Direction - Repeat all the material exactly; pictures stay out of your copy.

*** Available records ***

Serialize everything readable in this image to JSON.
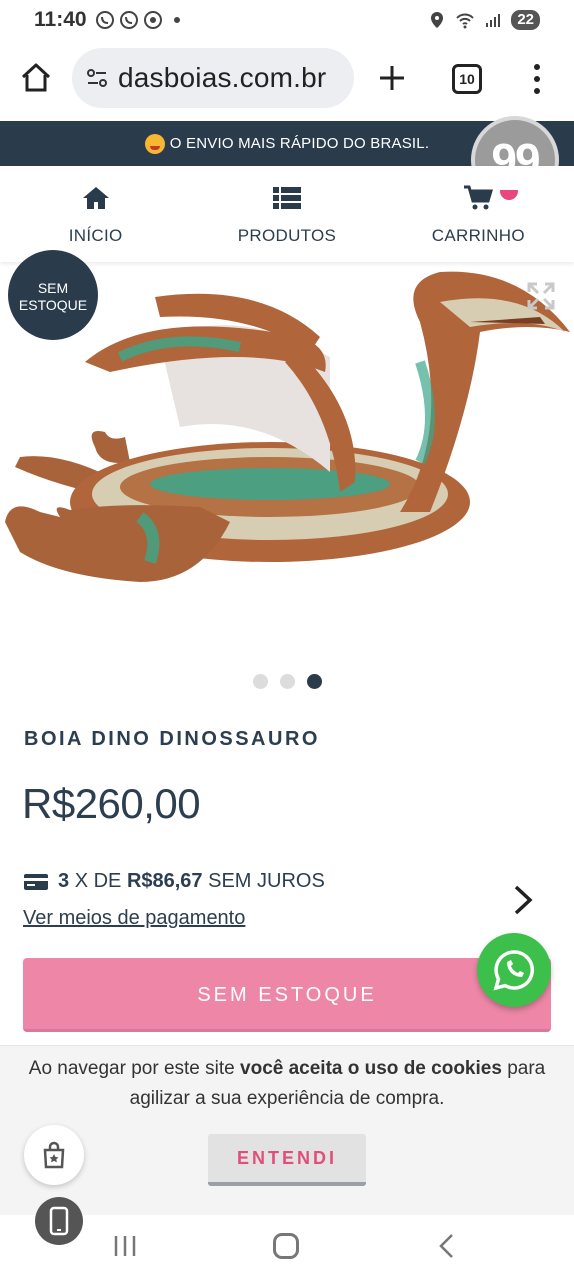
{
  "status_bar": {
    "time": "11:40",
    "battery": "22"
  },
  "browser": {
    "url": "dasboias.com.br",
    "tab_count": "10"
  },
  "promo": {
    "text": "O ENVIO MAIS RÁPIDO DO BRASIL."
  },
  "badge_99": "99",
  "nav": {
    "items": [
      {
        "label": "INÍCIO",
        "icon": "home-icon"
      },
      {
        "label": "PRODUTOS",
        "icon": "list-icon"
      },
      {
        "label": "CARRINHO",
        "icon": "cart-icon"
      }
    ]
  },
  "product": {
    "stock_badge_line1": "SEM",
    "stock_badge_line2": "ESTOQUE",
    "title": "BOIA DINO DINOSSAURO",
    "price": "R$260,00",
    "installments_count": "3",
    "installments_prefix": "X DE",
    "installments_value": "R$86,67",
    "installments_suffix": "SEM JUROS",
    "payment_link": "Ver meios de pagamento",
    "buy_button": "SEM ESTOQUE",
    "gallery_count": 3,
    "gallery_active": 3
  },
  "cookie": {
    "text_start": "Ao navegar por este site",
    "text_bold": "você aceita o uso de cookies",
    "text_end": "para agilizar a sua experiência de compra.",
    "button": "ENTENDI"
  },
  "colors": {
    "dark_navy": "#2a3b4c",
    "pink_button": "#ee87a7",
    "whatsapp_green": "#3dc04b",
    "cookie_accent": "#e04f7a"
  }
}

***

Written solution -
Serialize everything readable in this image to JSON.
{
  "status_bar": {
    "time": "11:40",
    "battery": "22"
  },
  "browser": {
    "url": "dasboias.com.br",
    "tab_count": "10"
  },
  "promo": {
    "text": "O ENVIO MAIS RÁPIDO DO BRASIL."
  },
  "badge_99": "99",
  "nav": {
    "items": [
      {
        "label": "INÍCIO",
        "icon": "home-icon"
      },
      {
        "label": "PRODUTOS",
        "icon": "list-icon"
      },
      {
        "label": "CARRINHO",
        "icon": "cart-icon"
      }
    ]
  },
  "product": {
    "stock_badge_line1": "SEM",
    "stock_badge_line2": "ESTOQUE",
    "title": "BOIA DINO DINOSSAURO",
    "price": "R$260,00",
    "installments_count": "3",
    "installments_prefix": "X DE",
    "installments_value": "R$86,67",
    "installments_suffix": "SEM JUROS",
    "payment_link": "Ver meios de pagamento",
    "buy_button": "SEM ESTOQUE",
    "gallery_count": 3,
    "gallery_active": 3
  },
  "cookie": {
    "text_start": "Ao navegar por este site",
    "text_bold": "você aceita o uso de cookies",
    "text_end": "para agilizar a sua experiência de compra.",
    "button": "ENTENDI"
  },
  "colors": {
    "dark_navy": "#2a3b4c",
    "pink_button": "#ee87a7",
    "whatsapp_green": "#3dc04b",
    "cookie_accent": "#e04f7a"
  }
}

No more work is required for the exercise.